--- START Excerpted records ---

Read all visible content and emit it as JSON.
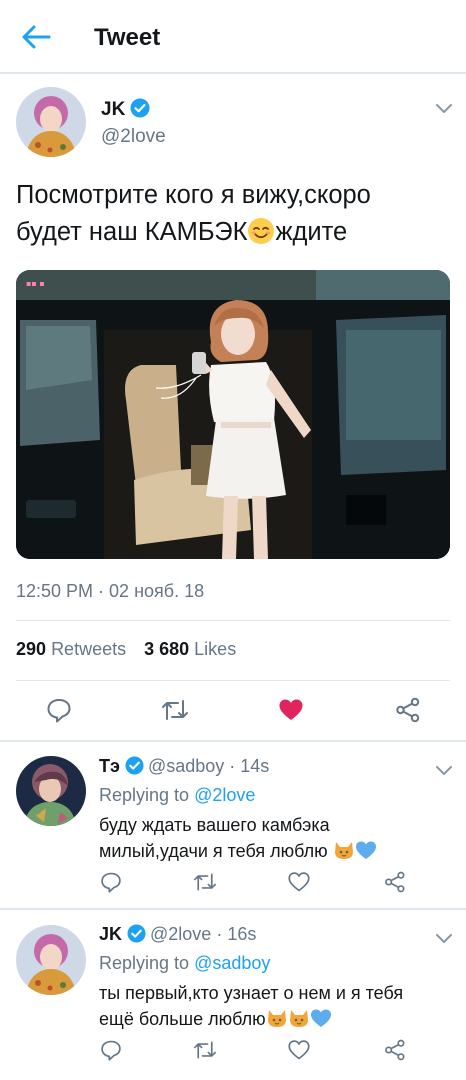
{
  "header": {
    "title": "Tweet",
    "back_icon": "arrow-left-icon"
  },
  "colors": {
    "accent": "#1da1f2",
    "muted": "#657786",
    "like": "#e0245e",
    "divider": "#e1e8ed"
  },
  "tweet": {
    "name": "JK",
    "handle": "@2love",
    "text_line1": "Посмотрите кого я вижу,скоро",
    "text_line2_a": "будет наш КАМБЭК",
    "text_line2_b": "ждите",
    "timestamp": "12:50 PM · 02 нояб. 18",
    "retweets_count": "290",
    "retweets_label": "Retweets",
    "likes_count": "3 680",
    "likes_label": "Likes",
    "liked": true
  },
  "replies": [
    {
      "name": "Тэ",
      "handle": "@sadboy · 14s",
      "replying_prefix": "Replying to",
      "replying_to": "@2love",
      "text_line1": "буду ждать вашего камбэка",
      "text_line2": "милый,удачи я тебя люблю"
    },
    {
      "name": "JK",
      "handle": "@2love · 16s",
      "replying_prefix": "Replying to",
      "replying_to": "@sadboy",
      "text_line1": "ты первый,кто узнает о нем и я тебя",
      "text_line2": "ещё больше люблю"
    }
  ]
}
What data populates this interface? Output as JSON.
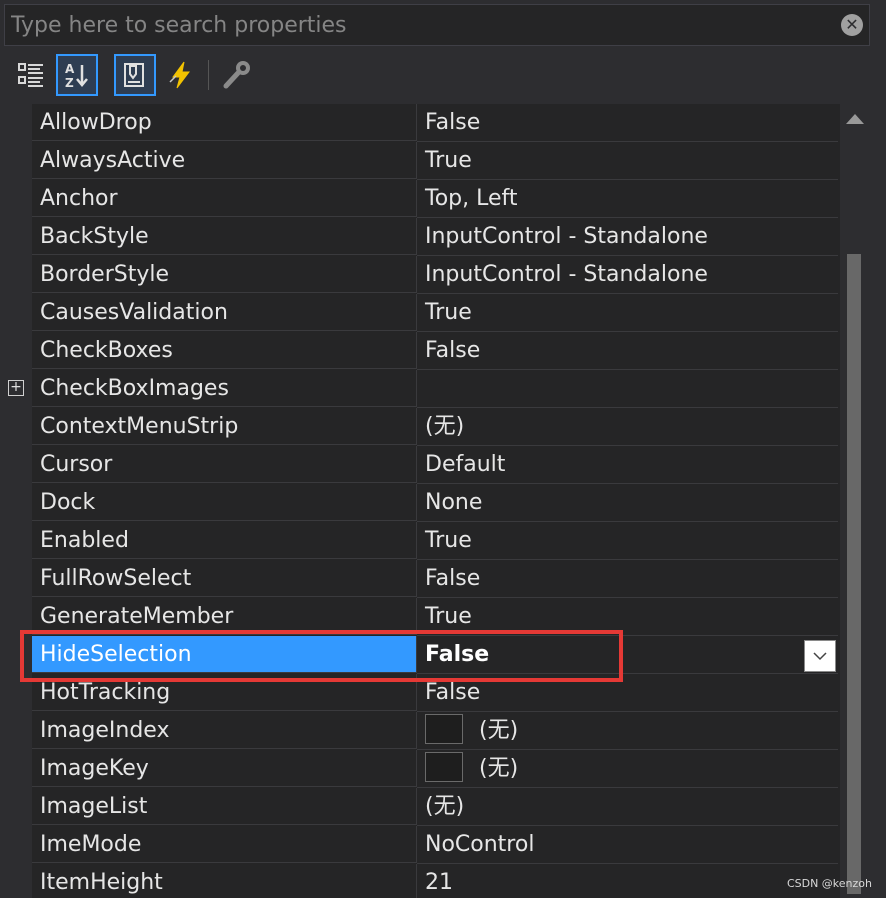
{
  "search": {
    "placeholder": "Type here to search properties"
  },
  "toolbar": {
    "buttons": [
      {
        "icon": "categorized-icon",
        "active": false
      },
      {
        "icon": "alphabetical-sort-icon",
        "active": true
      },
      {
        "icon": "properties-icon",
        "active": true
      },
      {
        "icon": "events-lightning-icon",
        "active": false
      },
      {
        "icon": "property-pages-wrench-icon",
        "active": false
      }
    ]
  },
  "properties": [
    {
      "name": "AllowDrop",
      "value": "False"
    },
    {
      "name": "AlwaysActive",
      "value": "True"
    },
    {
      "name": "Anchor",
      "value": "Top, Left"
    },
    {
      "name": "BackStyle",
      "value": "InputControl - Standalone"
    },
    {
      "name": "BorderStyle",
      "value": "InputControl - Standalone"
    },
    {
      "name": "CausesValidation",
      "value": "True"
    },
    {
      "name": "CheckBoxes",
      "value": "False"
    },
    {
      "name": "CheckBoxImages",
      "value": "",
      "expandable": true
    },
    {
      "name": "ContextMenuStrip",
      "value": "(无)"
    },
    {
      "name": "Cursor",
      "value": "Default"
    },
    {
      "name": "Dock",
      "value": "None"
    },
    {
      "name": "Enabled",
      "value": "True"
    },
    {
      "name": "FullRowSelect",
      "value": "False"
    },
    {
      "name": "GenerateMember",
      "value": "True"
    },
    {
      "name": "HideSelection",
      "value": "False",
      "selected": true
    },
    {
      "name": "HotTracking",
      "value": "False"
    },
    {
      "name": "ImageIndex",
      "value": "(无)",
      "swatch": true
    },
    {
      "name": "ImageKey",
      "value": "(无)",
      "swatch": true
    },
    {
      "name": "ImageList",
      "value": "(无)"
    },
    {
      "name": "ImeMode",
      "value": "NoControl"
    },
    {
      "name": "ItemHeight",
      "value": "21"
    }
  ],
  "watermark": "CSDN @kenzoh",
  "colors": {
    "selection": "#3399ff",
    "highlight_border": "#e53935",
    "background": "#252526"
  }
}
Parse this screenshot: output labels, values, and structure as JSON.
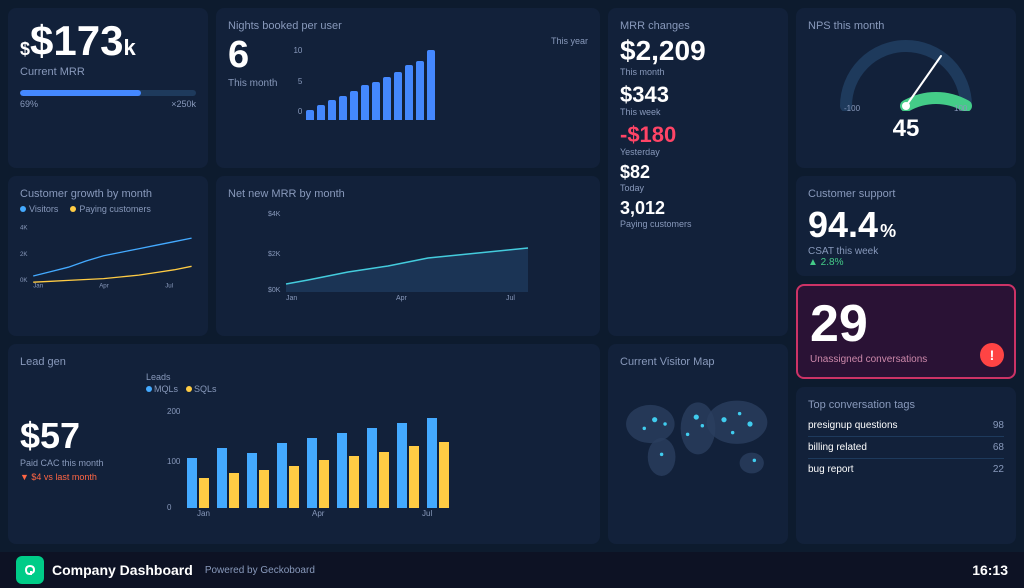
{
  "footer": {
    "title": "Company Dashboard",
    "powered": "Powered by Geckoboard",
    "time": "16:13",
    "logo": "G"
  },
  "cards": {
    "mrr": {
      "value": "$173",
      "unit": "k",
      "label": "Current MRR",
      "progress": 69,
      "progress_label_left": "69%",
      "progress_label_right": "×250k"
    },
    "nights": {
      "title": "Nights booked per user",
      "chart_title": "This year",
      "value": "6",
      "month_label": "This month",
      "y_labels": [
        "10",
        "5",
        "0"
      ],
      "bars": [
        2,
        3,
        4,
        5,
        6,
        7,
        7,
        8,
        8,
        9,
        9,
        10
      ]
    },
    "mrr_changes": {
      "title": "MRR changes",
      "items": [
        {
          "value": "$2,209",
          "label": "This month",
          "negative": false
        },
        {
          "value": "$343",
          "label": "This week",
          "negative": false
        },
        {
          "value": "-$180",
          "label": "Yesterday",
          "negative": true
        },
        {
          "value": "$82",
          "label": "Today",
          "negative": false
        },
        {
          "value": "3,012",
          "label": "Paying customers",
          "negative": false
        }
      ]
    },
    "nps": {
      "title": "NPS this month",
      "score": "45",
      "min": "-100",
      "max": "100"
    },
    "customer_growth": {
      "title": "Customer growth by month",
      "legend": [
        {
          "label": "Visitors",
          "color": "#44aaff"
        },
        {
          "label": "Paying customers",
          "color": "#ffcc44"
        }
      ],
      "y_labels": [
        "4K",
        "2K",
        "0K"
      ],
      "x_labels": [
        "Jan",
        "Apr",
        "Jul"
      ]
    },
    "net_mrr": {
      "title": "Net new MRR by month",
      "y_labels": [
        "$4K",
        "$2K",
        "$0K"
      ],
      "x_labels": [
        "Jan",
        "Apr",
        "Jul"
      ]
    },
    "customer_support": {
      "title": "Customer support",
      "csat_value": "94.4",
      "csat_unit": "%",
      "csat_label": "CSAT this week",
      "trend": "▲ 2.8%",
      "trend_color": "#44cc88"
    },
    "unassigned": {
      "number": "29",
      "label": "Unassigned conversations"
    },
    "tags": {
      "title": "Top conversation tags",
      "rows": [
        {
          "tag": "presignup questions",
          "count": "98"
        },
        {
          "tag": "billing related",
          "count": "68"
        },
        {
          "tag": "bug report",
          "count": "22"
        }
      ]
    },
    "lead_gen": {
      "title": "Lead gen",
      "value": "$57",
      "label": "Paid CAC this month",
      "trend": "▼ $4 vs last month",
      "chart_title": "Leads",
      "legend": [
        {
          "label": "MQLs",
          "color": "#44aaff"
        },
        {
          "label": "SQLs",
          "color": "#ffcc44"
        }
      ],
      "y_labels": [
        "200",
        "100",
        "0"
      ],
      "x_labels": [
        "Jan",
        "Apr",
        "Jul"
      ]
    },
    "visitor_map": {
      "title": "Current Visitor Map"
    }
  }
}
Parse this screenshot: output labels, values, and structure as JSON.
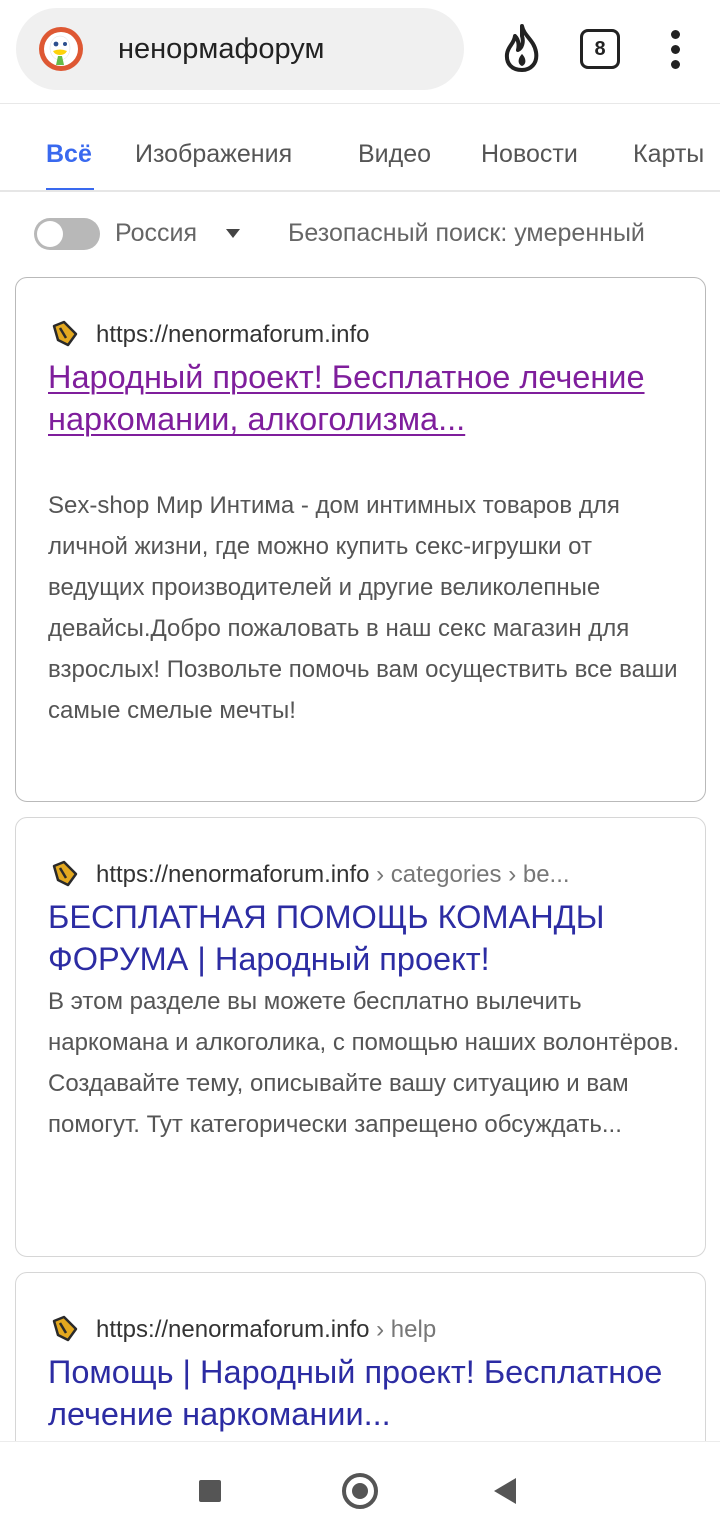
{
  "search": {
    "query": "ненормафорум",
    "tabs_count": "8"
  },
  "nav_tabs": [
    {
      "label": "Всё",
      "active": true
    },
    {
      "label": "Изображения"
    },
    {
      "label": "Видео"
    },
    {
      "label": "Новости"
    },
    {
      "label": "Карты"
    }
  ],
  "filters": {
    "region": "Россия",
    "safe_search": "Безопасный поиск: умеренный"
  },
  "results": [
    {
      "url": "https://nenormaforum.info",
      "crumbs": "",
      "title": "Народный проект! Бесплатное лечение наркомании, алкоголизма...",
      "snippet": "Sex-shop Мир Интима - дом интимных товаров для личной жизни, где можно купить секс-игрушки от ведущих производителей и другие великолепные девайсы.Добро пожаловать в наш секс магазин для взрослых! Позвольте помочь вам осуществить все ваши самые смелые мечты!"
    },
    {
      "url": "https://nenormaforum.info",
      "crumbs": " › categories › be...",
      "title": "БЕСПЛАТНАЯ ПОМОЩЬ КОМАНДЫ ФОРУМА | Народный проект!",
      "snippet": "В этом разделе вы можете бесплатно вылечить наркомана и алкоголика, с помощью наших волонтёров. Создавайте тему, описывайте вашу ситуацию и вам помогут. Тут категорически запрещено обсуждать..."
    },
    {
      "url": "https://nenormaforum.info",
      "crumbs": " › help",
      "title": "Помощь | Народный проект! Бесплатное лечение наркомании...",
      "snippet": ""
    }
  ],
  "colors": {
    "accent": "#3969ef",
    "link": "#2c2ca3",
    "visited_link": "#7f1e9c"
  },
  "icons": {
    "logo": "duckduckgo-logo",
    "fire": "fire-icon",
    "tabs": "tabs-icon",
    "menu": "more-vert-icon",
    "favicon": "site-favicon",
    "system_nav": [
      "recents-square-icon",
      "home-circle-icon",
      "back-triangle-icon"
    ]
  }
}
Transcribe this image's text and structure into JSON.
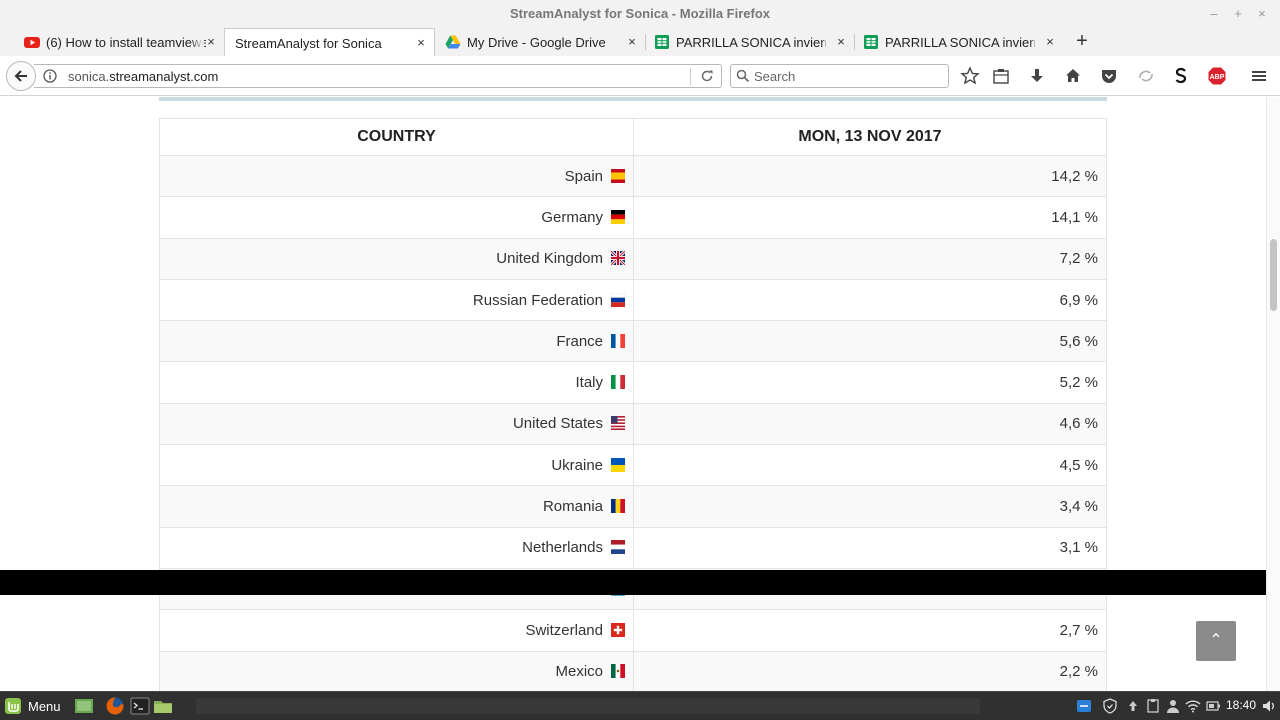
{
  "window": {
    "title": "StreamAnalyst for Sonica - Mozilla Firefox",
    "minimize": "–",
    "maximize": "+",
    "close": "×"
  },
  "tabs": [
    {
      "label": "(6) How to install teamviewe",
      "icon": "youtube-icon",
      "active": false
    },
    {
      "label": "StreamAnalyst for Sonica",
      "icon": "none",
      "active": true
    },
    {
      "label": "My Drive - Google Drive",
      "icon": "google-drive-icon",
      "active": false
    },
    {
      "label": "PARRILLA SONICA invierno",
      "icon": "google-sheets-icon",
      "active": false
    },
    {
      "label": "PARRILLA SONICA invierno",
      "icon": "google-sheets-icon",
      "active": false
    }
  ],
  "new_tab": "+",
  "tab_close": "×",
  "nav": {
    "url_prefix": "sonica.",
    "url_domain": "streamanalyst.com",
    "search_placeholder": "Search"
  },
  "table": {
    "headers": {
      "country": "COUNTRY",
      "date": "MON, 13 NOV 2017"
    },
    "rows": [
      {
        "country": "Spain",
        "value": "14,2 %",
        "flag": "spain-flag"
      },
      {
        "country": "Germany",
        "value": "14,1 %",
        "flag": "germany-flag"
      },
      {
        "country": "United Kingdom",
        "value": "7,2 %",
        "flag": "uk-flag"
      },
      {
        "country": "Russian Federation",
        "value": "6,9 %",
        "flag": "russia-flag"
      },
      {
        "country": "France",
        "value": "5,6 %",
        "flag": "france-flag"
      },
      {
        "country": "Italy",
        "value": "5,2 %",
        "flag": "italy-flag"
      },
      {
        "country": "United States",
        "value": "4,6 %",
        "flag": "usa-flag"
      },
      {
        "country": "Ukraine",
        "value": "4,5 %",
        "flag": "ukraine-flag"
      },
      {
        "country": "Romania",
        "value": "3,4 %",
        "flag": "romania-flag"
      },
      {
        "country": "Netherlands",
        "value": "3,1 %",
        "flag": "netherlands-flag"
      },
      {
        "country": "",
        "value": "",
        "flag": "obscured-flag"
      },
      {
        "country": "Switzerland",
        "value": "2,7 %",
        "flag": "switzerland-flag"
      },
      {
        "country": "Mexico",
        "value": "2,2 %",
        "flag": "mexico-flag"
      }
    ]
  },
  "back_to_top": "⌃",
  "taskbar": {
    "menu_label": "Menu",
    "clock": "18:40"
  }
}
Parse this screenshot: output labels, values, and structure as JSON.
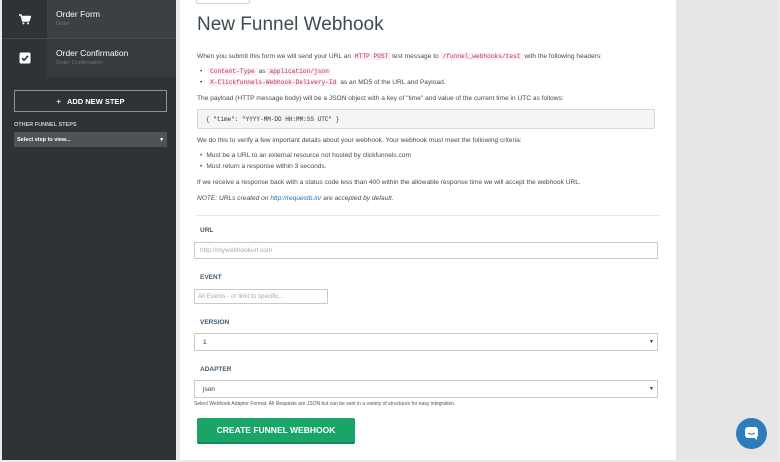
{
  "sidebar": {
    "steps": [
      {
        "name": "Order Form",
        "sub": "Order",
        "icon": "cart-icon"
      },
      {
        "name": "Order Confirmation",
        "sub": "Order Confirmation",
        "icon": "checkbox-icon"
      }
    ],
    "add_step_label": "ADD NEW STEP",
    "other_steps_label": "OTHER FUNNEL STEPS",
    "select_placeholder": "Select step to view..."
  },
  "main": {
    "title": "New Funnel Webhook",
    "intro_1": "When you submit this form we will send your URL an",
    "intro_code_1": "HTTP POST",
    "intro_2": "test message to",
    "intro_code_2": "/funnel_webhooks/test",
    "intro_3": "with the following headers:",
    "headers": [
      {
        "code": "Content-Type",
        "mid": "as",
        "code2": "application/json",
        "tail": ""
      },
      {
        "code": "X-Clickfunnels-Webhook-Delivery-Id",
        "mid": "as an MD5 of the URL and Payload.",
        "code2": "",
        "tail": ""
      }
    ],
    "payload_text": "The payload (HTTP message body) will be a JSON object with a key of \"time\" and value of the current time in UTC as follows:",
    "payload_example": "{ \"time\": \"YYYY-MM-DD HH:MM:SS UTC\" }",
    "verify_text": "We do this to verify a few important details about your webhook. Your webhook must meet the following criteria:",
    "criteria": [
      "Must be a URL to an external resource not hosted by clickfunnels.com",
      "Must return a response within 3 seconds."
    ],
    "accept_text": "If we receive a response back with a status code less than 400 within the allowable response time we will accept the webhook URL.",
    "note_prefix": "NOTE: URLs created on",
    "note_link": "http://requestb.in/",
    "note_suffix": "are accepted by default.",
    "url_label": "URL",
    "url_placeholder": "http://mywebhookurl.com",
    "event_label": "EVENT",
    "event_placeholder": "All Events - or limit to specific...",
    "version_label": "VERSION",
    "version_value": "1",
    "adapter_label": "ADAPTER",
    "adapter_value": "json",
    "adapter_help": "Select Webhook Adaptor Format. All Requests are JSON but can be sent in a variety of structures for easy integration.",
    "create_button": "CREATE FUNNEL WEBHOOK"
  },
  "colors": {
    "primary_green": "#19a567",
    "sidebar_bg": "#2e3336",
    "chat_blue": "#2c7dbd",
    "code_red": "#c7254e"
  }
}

--- END Excerpted records ---

● Task goal
Scan the data above and copy every line with "message" in it.

● Result
    "intro_2": "test message to",
    "payload_text": "The payload (HTTP message body) will be a JSON object with a key of \"time\" and value of the current time in UTC as follows:",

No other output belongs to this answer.